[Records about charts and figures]
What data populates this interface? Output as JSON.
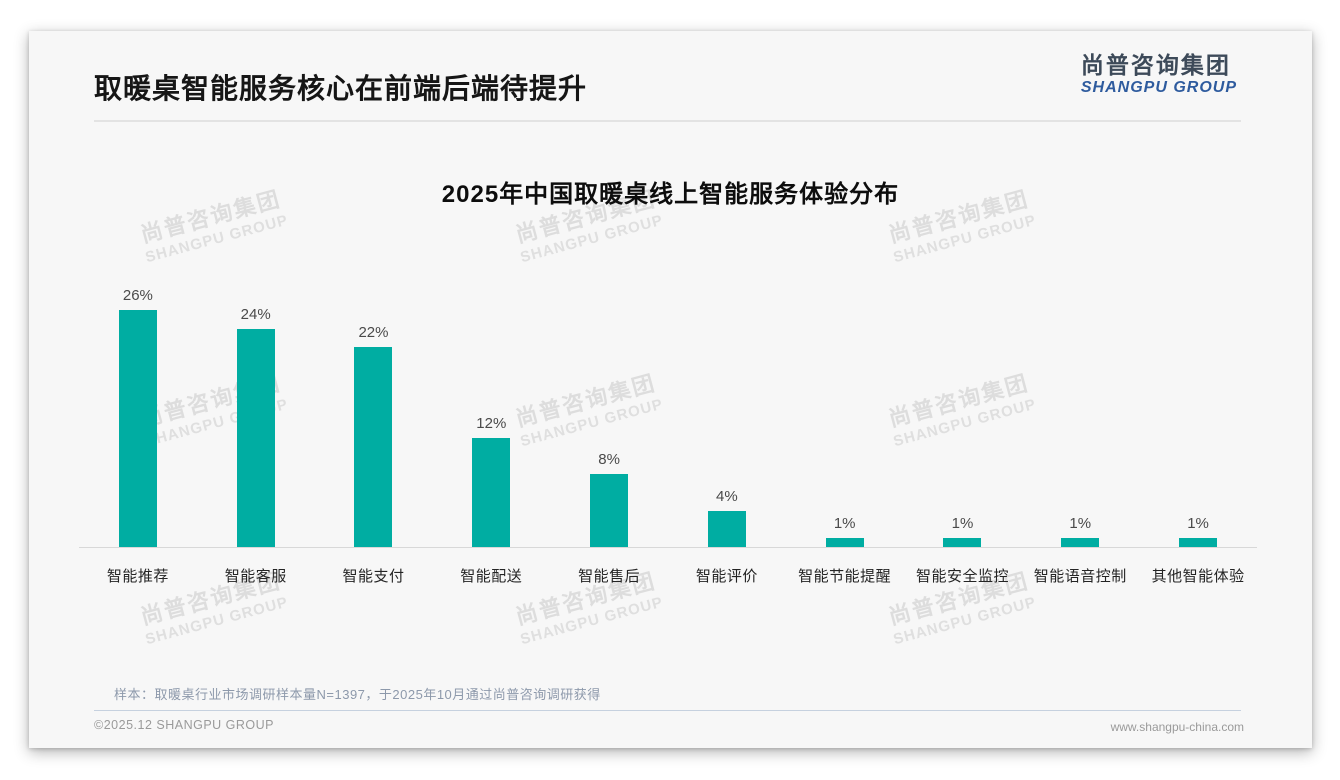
{
  "header": {
    "title": "取暖桌智能服务核心在前端后端待提升",
    "logo_cn": "尚普咨询集团",
    "logo_en": "SHANGPU GROUP"
  },
  "watermark": {
    "line1": "尚普咨询集团",
    "line2": "SHANGPU GROUP"
  },
  "chart_data": {
    "type": "bar",
    "title": "2025年中国取暖桌线上智能服务体验分布",
    "categories": [
      "智能推荐",
      "智能客服",
      "智能支付",
      "智能配送",
      "智能售后",
      "智能评价",
      "智能节能提醒",
      "智能安全监控",
      "智能语音控制",
      "其他智能体验"
    ],
    "values": [
      26,
      24,
      22,
      12,
      8,
      4,
      1,
      1,
      1,
      1
    ],
    "unit": "%",
    "bar_color": "#00ada2",
    "value_label_color": "#4a4a4a",
    "xlabel": "",
    "ylabel": "",
    "ylim": [
      0,
      28
    ],
    "grid": false,
    "legend": false
  },
  "footer": {
    "note": "样本：取暖桌行业市场调研样本量N=1397，于2025年10月通过尚普咨询调研获得",
    "copyright": "©2025.12 SHANGPU GROUP",
    "website": "www.shangpu-china.com"
  }
}
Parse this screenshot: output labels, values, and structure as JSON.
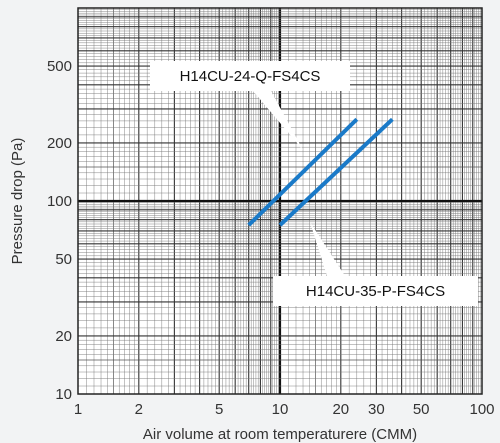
{
  "chart_data": {
    "type": "line",
    "xscale": "log",
    "yscale": "log",
    "xlim": [
      1,
      100
    ],
    "ylim": [
      10,
      1000
    ],
    "grid": true,
    "xlabel": "Air volume at room temperaturere (CMM)",
    "ylabel": "Pressure drop (Pa)",
    "xticks": [
      1,
      2,
      5,
      10,
      20,
      30,
      50,
      100
    ],
    "yticks": [
      10,
      20,
      50,
      100,
      200,
      500
    ],
    "series": [
      {
        "name": "H14CU-24-Q-FS4CS",
        "color": "#1a7ac8",
        "x": [
          7,
          24
        ],
        "y": [
          75,
          265
        ]
      },
      {
        "name": "H14CU-35-P-FS4CS",
        "color": "#1a7ac8",
        "x": [
          10,
          36
        ],
        "y": [
          75,
          265
        ]
      }
    ]
  }
}
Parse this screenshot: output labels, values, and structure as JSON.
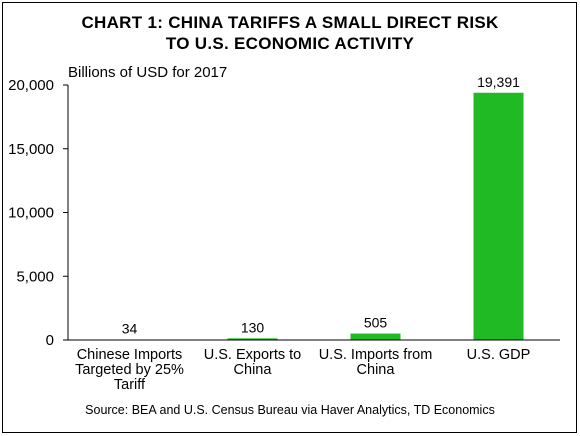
{
  "chart_data": {
    "type": "bar",
    "title": [
      "CHART 1: CHINA TARIFFS A SMALL DIRECT RISK",
      "TO U.S. ECONOMIC ACTIVITY"
    ],
    "unit_label": "Billions of USD for 2017",
    "categories": [
      [
        "Chinese Imports",
        "Targeted by 25%",
        "Tariff"
      ],
      [
        "U.S. Exports to",
        "China"
      ],
      [
        "U.S. Imports from",
        "China"
      ],
      [
        "U.S. GDP"
      ]
    ],
    "values": [
      34,
      130,
      505,
      19391
    ],
    "data_labels": [
      "34",
      "130",
      "505",
      "19,391"
    ],
    "yticks": [
      0,
      5000,
      10000,
      15000,
      20000
    ],
    "ytick_labels": [
      "0",
      "5,000",
      "10,000",
      "15,000",
      "20,000"
    ],
    "ylim": [
      0,
      20000
    ],
    "bar_color": "#1FBA24",
    "grid": false,
    "source": "Source: BEA and U.S. Census Bureau via Haver Analytics, TD Economics"
  }
}
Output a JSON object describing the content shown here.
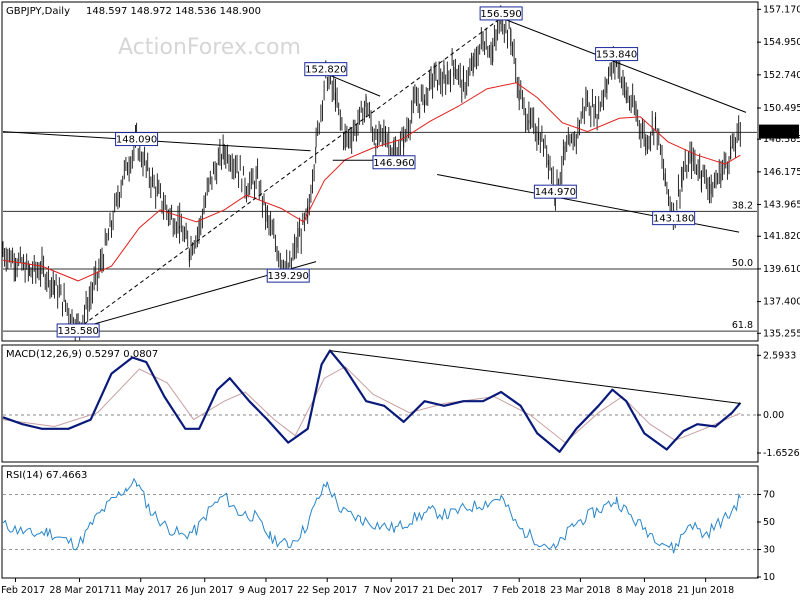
{
  "chart_data": [
    {
      "type": "line",
      "panel": "price",
      "title": "GBPJPY,Daily",
      "ohlc_readout": "148.597 148.972 148.536 148.900",
      "watermark": "ActionForex.com",
      "ylim": [
        134.8,
        157.6
      ],
      "y_ticks": [
        157.17,
        154.95,
        152.74,
        150.495,
        148.385,
        146.175,
        143.965,
        141.82,
        139.61,
        137.4,
        135.255
      ],
      "y_tick_labels": [
        "157.170",
        "154.950",
        "152.740",
        "150.495",
        "148.385",
        "146.175",
        "143.965",
        "141.820",
        "139.610",
        "137.400",
        "135.255"
      ],
      "last_price_label": "148.900",
      "last_price": 148.9,
      "x_dates": [
        "10 Feb 2017",
        "28 Mar 2017",
        "11 May 2017",
        "26 Jun 2017",
        "9 Aug 2017",
        "22 Sep 2017",
        "7 Nov 2017",
        "21 Dec 2017",
        "7 Feb 2018",
        "23 Mar 2018",
        "8 May 2018",
        "21 Jun 2018"
      ],
      "x_date_labels": [
        "10 Feb 2017",
        "28 Mar 2017",
        "11 May 2017",
        "26 Jun 2017",
        "9 Aug 2017",
        "22 Sep 2017",
        "7 Nov 2017",
        "21 Dec 2017",
        "7 Feb 2018",
        "23 Mar 2018",
        "8 May 2018",
        "21 Jun 2018"
      ],
      "price_series": [
        [
          "2017-02-01",
          140.8
        ],
        [
          "2017-02-10",
          140.2
        ],
        [
          "2017-02-20",
          139.4
        ],
        [
          "2017-03-01",
          139.6
        ],
        [
          "2017-03-10",
          138.5
        ],
        [
          "2017-03-18",
          137.2
        ],
        [
          "2017-03-27",
          135.6
        ],
        [
          "2017-04-04",
          137.5
        ],
        [
          "2017-04-12",
          139.8
        ],
        [
          "2017-04-20",
          142.6
        ],
        [
          "2017-04-28",
          145.8
        ],
        [
          "2017-05-08",
          148.1
        ],
        [
          "2017-05-16",
          146.2
        ],
        [
          "2017-05-24",
          144.6
        ],
        [
          "2017-06-01",
          143.2
        ],
        [
          "2017-06-08",
          142.6
        ],
        [
          "2017-06-15",
          140.9
        ],
        [
          "2017-06-22",
          142.3
        ],
        [
          "2017-06-30",
          145.6
        ],
        [
          "2017-07-10",
          147.6
        ],
        [
          "2017-07-18",
          146.8
        ],
        [
          "2017-07-26",
          145.2
        ],
        [
          "2017-08-03",
          145.6
        ],
        [
          "2017-08-10",
          143.0
        ],
        [
          "2017-08-17",
          141.0
        ],
        [
          "2017-08-25",
          139.3
        ],
        [
          "2017-09-01",
          141.6
        ],
        [
          "2017-09-08",
          143.1
        ],
        [
          "2017-09-14",
          148.0
        ],
        [
          "2017-09-21",
          152.8
        ],
        [
          "2017-09-28",
          151.2
        ],
        [
          "2017-10-05",
          148.3
        ],
        [
          "2017-10-13",
          149.2
        ],
        [
          "2017-10-20",
          150.8
        ],
        [
          "2017-10-27",
          148.2
        ],
        [
          "2017-11-03",
          148.8
        ],
        [
          "2017-11-09",
          147.4
        ],
        [
          "2017-11-16",
          148.3
        ],
        [
          "2017-11-24",
          150.9
        ],
        [
          "2017-12-01",
          151.1
        ],
        [
          "2017-12-08",
          152.7
        ],
        [
          "2017-12-15",
          152.3
        ],
        [
          "2017-12-22",
          153.4
        ],
        [
          "2017-12-29",
          152.0
        ],
        [
          "2018-01-05",
          153.3
        ],
        [
          "2018-01-12",
          155.2
        ],
        [
          "2018-01-19",
          154.3
        ],
        [
          "2018-01-25",
          156.6
        ],
        [
          "2018-02-01",
          155.4
        ],
        [
          "2018-02-07",
          151.4
        ],
        [
          "2018-02-14",
          149.6
        ],
        [
          "2018-02-21",
          148.8
        ],
        [
          "2018-02-28",
          147.2
        ],
        [
          "2018-03-05",
          144.97
        ],
        [
          "2018-03-12",
          147.4
        ],
        [
          "2018-03-20",
          148.6
        ],
        [
          "2018-03-27",
          151.0
        ],
        [
          "2018-04-04",
          150.1
        ],
        [
          "2018-04-11",
          152.3
        ],
        [
          "2018-04-18",
          153.84
        ],
        [
          "2018-04-25",
          151.4
        ],
        [
          "2018-05-02",
          150.2
        ],
        [
          "2018-05-09",
          148.2
        ],
        [
          "2018-05-16",
          149.5
        ],
        [
          "2018-05-23",
          145.5
        ],
        [
          "2018-05-29",
          143.2
        ],
        [
          "2018-06-04",
          145.8
        ],
        [
          "2018-06-11",
          147.1
        ],
        [
          "2018-06-18",
          146.2
        ],
        [
          "2018-06-25",
          145.0
        ],
        [
          "2018-07-02",
          146.1
        ],
        [
          "2018-07-09",
          147.5
        ],
        [
          "2018-07-16",
          148.9
        ]
      ],
      "sma_series": [
        [
          "2017-02-01",
          140.2
        ],
        [
          "2017-03-01",
          139.8
        ],
        [
          "2017-03-27",
          138.8
        ],
        [
          "2017-04-20",
          139.8
        ],
        [
          "2017-05-10",
          142.4
        ],
        [
          "2017-05-25",
          143.6
        ],
        [
          "2017-06-20",
          142.8
        ],
        [
          "2017-07-10",
          143.6
        ],
        [
          "2017-07-26",
          144.6
        ],
        [
          "2017-08-20",
          143.7
        ],
        [
          "2017-09-05",
          142.8
        ],
        [
          "2017-09-20",
          145.6
        ],
        [
          "2017-10-05",
          147.0
        ],
        [
          "2017-10-25",
          147.8
        ],
        [
          "2017-11-15",
          148.4
        ],
        [
          "2017-12-05",
          149.6
        ],
        [
          "2017-12-25",
          150.6
        ],
        [
          "2018-01-15",
          151.8
        ],
        [
          "2018-02-05",
          152.2
        ],
        [
          "2018-02-20",
          151.2
        ],
        [
          "2018-03-10",
          149.5
        ],
        [
          "2018-03-28",
          148.9
        ],
        [
          "2018-04-20",
          149.8
        ],
        [
          "2018-05-05",
          149.9
        ],
        [
          "2018-05-25",
          148.2
        ],
        [
          "2018-06-15",
          147.3
        ],
        [
          "2018-07-05",
          146.7
        ],
        [
          "2018-07-16",
          147.3
        ]
      ],
      "horizontal_levels": [
        {
          "value": 143.5,
          "label": "38.2"
        },
        {
          "value": 139.6,
          "label": "50.0"
        },
        {
          "value": 135.4,
          "label": "61.8"
        },
        {
          "value": 148.85,
          "label": ""
        }
      ],
      "annotations": [
        {
          "date": "2017-03-27",
          "value": 135.58,
          "label": "135.580"
        },
        {
          "date": "2017-05-08",
          "value": 148.09,
          "label": "148.090"
        },
        {
          "date": "2017-08-25",
          "value": 139.29,
          "label": "139.290"
        },
        {
          "date": "2017-09-21",
          "value": 152.82,
          "label": "152.820"
        },
        {
          "date": "2017-11-09",
          "value": 146.96,
          "label": "146.960"
        },
        {
          "date": "2018-01-25",
          "value": 156.59,
          "label": "156.590"
        },
        {
          "date": "2018-03-05",
          "value": 144.97,
          "label": "144.970"
        },
        {
          "date": "2018-04-18",
          "value": 153.84,
          "label": "153.840"
        },
        {
          "date": "2018-05-29",
          "value": 143.18,
          "label": "143.180"
        }
      ],
      "trendlines": [
        {
          "from": [
            "2017-03-27",
            135.58
          ],
          "to": [
            "2017-09-14",
            140.1
          ],
          "style": "solid"
        },
        {
          "from": [
            "2017-03-27",
            135.58
          ],
          "to": [
            "2018-01-25",
            156.59
          ],
          "style": "dashed"
        },
        {
          "from": [
            "2017-02-01",
            148.9
          ],
          "to": [
            "2017-09-10",
            147.6
          ],
          "style": "solid"
        },
        {
          "from": [
            "2017-09-21",
            152.82
          ],
          "to": [
            "2017-10-30",
            151.3
          ],
          "style": "solid"
        },
        {
          "from": [
            "2017-09-26",
            146.96
          ],
          "to": [
            "2017-11-20",
            146.96
          ],
          "style": "solid"
        },
        {
          "from": [
            "2018-01-25",
            156.59
          ],
          "to": [
            "2018-07-20",
            150.2
          ],
          "style": "solid"
        },
        {
          "from": [
            "2017-12-10",
            146.0
          ],
          "to": [
            "2018-07-15",
            142.1
          ],
          "style": "solid"
        }
      ]
    },
    {
      "type": "line",
      "panel": "macd",
      "title": "MACD(12,26,9) 0.5297 0.0807",
      "ylim": [
        -2.0,
        3.0
      ],
      "y_ticks": [
        2.5933,
        0.0,
        -1.6526
      ],
      "y_tick_labels": [
        "2.5933",
        "0.00",
        "-1.6526"
      ],
      "macd_series": [
        [
          "2017-02-01",
          -0.1
        ],
        [
          "2017-02-15",
          -0.4
        ],
        [
          "2017-03-01",
          -0.6
        ],
        [
          "2017-03-20",
          -0.6
        ],
        [
          "2017-04-05",
          -0.2
        ],
        [
          "2017-04-20",
          1.8
        ],
        [
          "2017-05-05",
          2.5
        ],
        [
          "2017-05-15",
          2.3
        ],
        [
          "2017-05-28",
          0.8
        ],
        [
          "2017-06-12",
          -0.6
        ],
        [
          "2017-06-22",
          -0.6
        ],
        [
          "2017-07-05",
          1.1
        ],
        [
          "2017-07-14",
          1.6
        ],
        [
          "2017-07-28",
          0.6
        ],
        [
          "2017-08-10",
          -0.2
        ],
        [
          "2017-08-25",
          -1.2
        ],
        [
          "2017-09-08",
          -0.6
        ],
        [
          "2017-09-18",
          2.2
        ],
        [
          "2017-09-24",
          2.8
        ],
        [
          "2017-10-05",
          2.0
        ],
        [
          "2017-10-20",
          0.6
        ],
        [
          "2017-11-02",
          0.4
        ],
        [
          "2017-11-16",
          -0.3
        ],
        [
          "2017-12-01",
          0.6
        ],
        [
          "2017-12-15",
          0.4
        ],
        [
          "2017-12-29",
          0.6
        ],
        [
          "2018-01-12",
          0.6
        ],
        [
          "2018-01-25",
          1.0
        ],
        [
          "2018-02-08",
          0.4
        ],
        [
          "2018-02-20",
          -0.8
        ],
        [
          "2018-03-08",
          -1.6
        ],
        [
          "2018-03-20",
          -0.6
        ],
        [
          "2018-04-05",
          0.4
        ],
        [
          "2018-04-15",
          1.1
        ],
        [
          "2018-04-25",
          0.6
        ],
        [
          "2018-05-08",
          -0.8
        ],
        [
          "2018-05-24",
          -1.5
        ],
        [
          "2018-06-05",
          -0.7
        ],
        [
          "2018-06-15",
          -0.4
        ],
        [
          "2018-06-28",
          -0.5
        ],
        [
          "2018-07-10",
          0.1
        ],
        [
          "2018-07-16",
          0.53
        ]
      ],
      "signal_series": [
        [
          "2017-02-01",
          -0.2
        ],
        [
          "2017-03-10",
          -0.5
        ],
        [
          "2017-04-10",
          0.1
        ],
        [
          "2017-05-10",
          2.0
        ],
        [
          "2017-05-30",
          1.4
        ],
        [
          "2017-06-18",
          -0.2
        ],
        [
          "2017-07-10",
          0.6
        ],
        [
          "2017-07-25",
          1.0
        ],
        [
          "2017-08-15",
          -0.2
        ],
        [
          "2017-08-30",
          -0.9
        ],
        [
          "2017-09-20",
          1.6
        ],
        [
          "2017-10-05",
          2.1
        ],
        [
          "2017-10-25",
          0.9
        ],
        [
          "2017-11-20",
          0.1
        ],
        [
          "2017-12-15",
          0.5
        ],
        [
          "2018-01-20",
          0.8
        ],
        [
          "2018-02-15",
          0.0
        ],
        [
          "2018-03-12",
          -1.2
        ],
        [
          "2018-04-05",
          0.1
        ],
        [
          "2018-04-22",
          0.8
        ],
        [
          "2018-05-12",
          -0.4
        ],
        [
          "2018-05-30",
          -1.1
        ],
        [
          "2018-06-20",
          -0.6
        ],
        [
          "2018-07-16",
          0.08
        ]
      ],
      "trendlines": [
        {
          "from": [
            "2017-09-24",
            2.8
          ],
          "to": [
            "2018-07-16",
            0.5
          ],
          "style": "solid"
        }
      ]
    },
    {
      "type": "line",
      "panel": "rsi",
      "title": "RSI(14) 67.4663",
      "ylim": [
        10,
        90
      ],
      "y_ticks": [
        70,
        50,
        30,
        10
      ],
      "y_tick_labels": [
        "70",
        "50",
        "30",
        "10"
      ],
      "levels": [
        70,
        30
      ],
      "rsi_series": [
        [
          "2017-02-01",
          48
        ],
        [
          "2017-02-12",
          44
        ],
        [
          "2017-02-22",
          41
        ],
        [
          "2017-03-05",
          43
        ],
        [
          "2017-03-15",
          38
        ],
        [
          "2017-03-27",
          33
        ],
        [
          "2017-04-08",
          52
        ],
        [
          "2017-04-20",
          65
        ],
        [
          "2017-05-01",
          75
        ],
        [
          "2017-05-08",
          79
        ],
        [
          "2017-05-18",
          58
        ],
        [
          "2017-05-30",
          46
        ],
        [
          "2017-06-10",
          40
        ],
        [
          "2017-06-20",
          44
        ],
        [
          "2017-06-30",
          60
        ],
        [
          "2017-07-10",
          69
        ],
        [
          "2017-07-20",
          57
        ],
        [
          "2017-08-01",
          54
        ],
        [
          "2017-08-12",
          39
        ],
        [
          "2017-08-25",
          33
        ],
        [
          "2017-09-06",
          45
        ],
        [
          "2017-09-16",
          68
        ],
        [
          "2017-09-22",
          78
        ],
        [
          "2017-10-02",
          58
        ],
        [
          "2017-10-16",
          52
        ],
        [
          "2017-10-28",
          48
        ],
        [
          "2017-11-10",
          45
        ],
        [
          "2017-11-22",
          52
        ],
        [
          "2017-12-05",
          58
        ],
        [
          "2017-12-18",
          55
        ],
        [
          "2017-12-30",
          60
        ],
        [
          "2018-01-12",
          63
        ],
        [
          "2018-01-25",
          68
        ],
        [
          "2018-02-06",
          46
        ],
        [
          "2018-02-18",
          38
        ],
        [
          "2018-03-05",
          30
        ],
        [
          "2018-03-18",
          48
        ],
        [
          "2018-04-02",
          57
        ],
        [
          "2018-04-18",
          66
        ],
        [
          "2018-04-30",
          52
        ],
        [
          "2018-05-12",
          42
        ],
        [
          "2018-05-29",
          30
        ],
        [
          "2018-06-10",
          50
        ],
        [
          "2018-06-20",
          40
        ],
        [
          "2018-06-30",
          49
        ],
        [
          "2018-07-08",
          55
        ],
        [
          "2018-07-16",
          67.5
        ]
      ]
    }
  ]
}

» Task requirements
In the records, locate each line holding the string "watermark" and copy it.

» Solution to the exercise
  "watermark": {
      "watermark": "ActionForex.com",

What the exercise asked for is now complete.